## JOB
Write out all of the data exactly as it appears.

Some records
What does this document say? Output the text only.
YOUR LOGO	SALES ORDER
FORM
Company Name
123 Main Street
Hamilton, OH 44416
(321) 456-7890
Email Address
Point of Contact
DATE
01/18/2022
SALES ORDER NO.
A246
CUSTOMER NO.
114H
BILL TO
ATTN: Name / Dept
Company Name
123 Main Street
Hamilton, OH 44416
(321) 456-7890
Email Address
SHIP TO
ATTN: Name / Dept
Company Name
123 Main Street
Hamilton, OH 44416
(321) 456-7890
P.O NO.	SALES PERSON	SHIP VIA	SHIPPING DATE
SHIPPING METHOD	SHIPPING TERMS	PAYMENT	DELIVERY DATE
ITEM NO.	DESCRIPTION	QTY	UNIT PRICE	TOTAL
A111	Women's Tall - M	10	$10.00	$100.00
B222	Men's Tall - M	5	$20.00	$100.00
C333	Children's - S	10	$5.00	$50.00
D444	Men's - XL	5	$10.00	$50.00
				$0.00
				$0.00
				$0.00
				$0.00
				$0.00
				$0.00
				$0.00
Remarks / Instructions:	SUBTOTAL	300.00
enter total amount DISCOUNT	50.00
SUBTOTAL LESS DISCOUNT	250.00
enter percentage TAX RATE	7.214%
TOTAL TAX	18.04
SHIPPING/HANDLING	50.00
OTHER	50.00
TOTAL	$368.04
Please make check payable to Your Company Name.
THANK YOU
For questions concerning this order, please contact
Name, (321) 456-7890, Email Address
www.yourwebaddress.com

## SOLUTION FOR THIS TASK
What does this document say? Output the text only.
YOUR LOGO	SALES ORDER
FORM
Company Name
123 Main Street
Hamilton, OH 44416
(321) 456-7890
Email Address
Point of Contact
DATE
01/18/2022
SALES ORDER NO.
A246
CUSTOMER NO.
114H
BILL TO
ATTN: Name / Dept
Company Name
123 Main Street
Hamilton, OH 44416
(321) 456-7890
Email Address
SHIP TO
ATTN: Name / Dept
Company Name
123 Main Street
Hamilton, OH 44416
(321) 456-7890
P.O NO.	SALES PERSON	SHIP VIA	SHIPPING DATE
SHIPPING METHOD	SHIPPING TERMS	PAYMENT	DELIVERY DATE
ITEM NO.	DESCRIPTION	QTY	UNIT PRICE	TOTAL
A111	Women's Tall - M	10	$10.00	$100.00
B222	Men's Tall - M	5	$20.00	$100.00
C333	Children's - S	10	$5.00	$50.00
D444	Men's - XL	5	$10.00	$50.00
				$0.00
				$0.00
				$0.00
				$0.00
				$0.00
				$0.00
				$0.00
Remarks / Instructions:	SUBTOTAL	300.00
enter total amount DISCOUNT	50.00
SUBTOTAL LESS DISCOUNT	250.00
enter percentage TAX RATE	7.214%
TOTAL TAX	18.04
SHIPPING/HANDLING	50.00
OTHER	50.00
TOTAL	$368.04
Please make check payable to Your Company Name.
THANK YOU
For questions concerning this order, please contact
Name, (321) 456-7890, Email Address
www.yourwebaddress.com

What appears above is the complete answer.